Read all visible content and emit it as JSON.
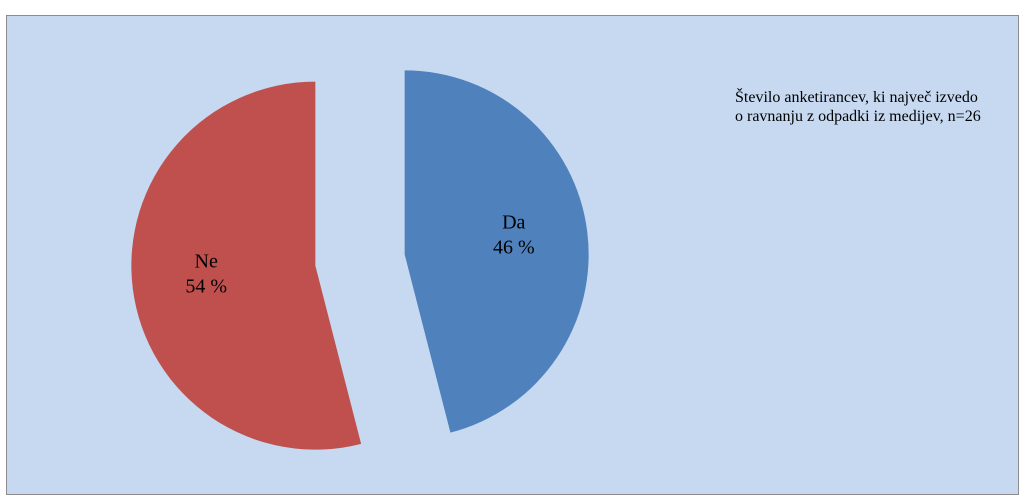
{
  "chart_data": {
    "type": "pie",
    "title": "Število anketirancev, ki največ izvedo o ravnanju z odpadki iz medijev, n=26",
    "slices": [
      {
        "label": "Da",
        "value": 46,
        "value_text": "46 %",
        "color": "#4f81bd"
      },
      {
        "label": "Ne",
        "value": 54,
        "value_text": "54 %",
        "color": "#c0504d"
      }
    ],
    "exploded": true,
    "background_color": "#c6d9f1",
    "border_color": "#8c8c8c"
  }
}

• [What is being asked]
What comes back should match the records exactly, minus any pictures.

• [Answer to this problem]
Read all visible content and emit it as JSON.
{
  "chart_data": {
    "type": "pie",
    "title": "Število anketirancev, ki največ izvedo o ravnanju z odpadki iz medijev, n=26",
    "slices": [
      {
        "label": "Da",
        "value": 46,
        "value_text": "46 %",
        "color": "#4f81bd"
      },
      {
        "label": "Ne",
        "value": 54,
        "value_text": "54 %",
        "color": "#c0504d"
      }
    ],
    "exploded": true,
    "background_color": "#c6d9f1",
    "border_color": "#8c8c8c"
  }
}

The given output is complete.